▶ What needs to be done
Go over the entries below line by line, copying each one that contains the word "Industry".
>>>>
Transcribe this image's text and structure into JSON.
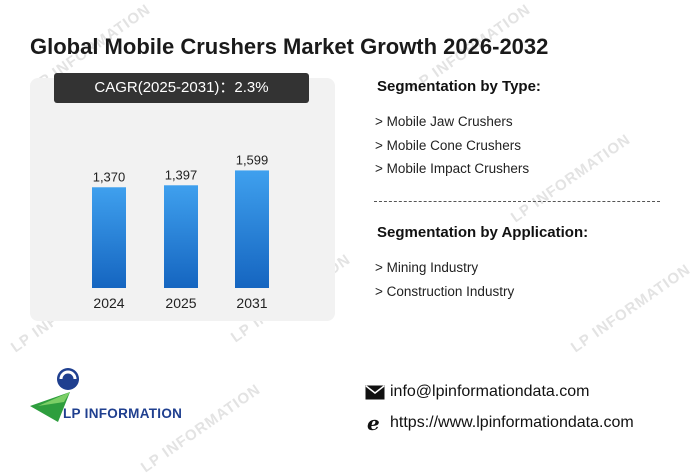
{
  "title": "Global Mobile Crushers Market Growth 2026-2032",
  "cagr_label": "CAGR(2025-2031)：2.3%",
  "chart_data": {
    "type": "bar",
    "categories": [
      "2024",
      "2025",
      "2031"
    ],
    "values": [
      1370,
      1397,
      1599
    ],
    "value_labels": [
      "1,370",
      "1,397",
      "1,599"
    ],
    "title": "",
    "xlabel": "",
    "ylabel": "",
    "ylim": [
      0,
      1700
    ],
    "grid": false,
    "bar_color_top": "#3fa0ee",
    "bar_color_bottom": "#1565c0"
  },
  "segmentation_type": {
    "title": "Segmentation by Type:",
    "items": [
      "> Mobile Jaw Crushers",
      "> Mobile Cone Crushers",
      "> Mobile Impact Crushers"
    ]
  },
  "segmentation_application": {
    "title": "Segmentation by Application:",
    "items": [
      "> Mining Industry",
      "> Construction Industry"
    ]
  },
  "logo": {
    "text": "LP INFORMATION"
  },
  "watermark": "LP INFORMATION",
  "contact": {
    "email": "info@lpinformationdata.com",
    "website": "https://www.lpinformationdata.com",
    "email_icon": "envelope-icon",
    "website_icon": "browser-e-icon"
  },
  "colors": {
    "accent_blue": "#1e88e5",
    "logo_blue": "#1f3f8f",
    "logo_green": "#2e9e3e"
  }
}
<<<<
▶ Response to this exercise
      "> Mining Industry",
      "> Construction Industry"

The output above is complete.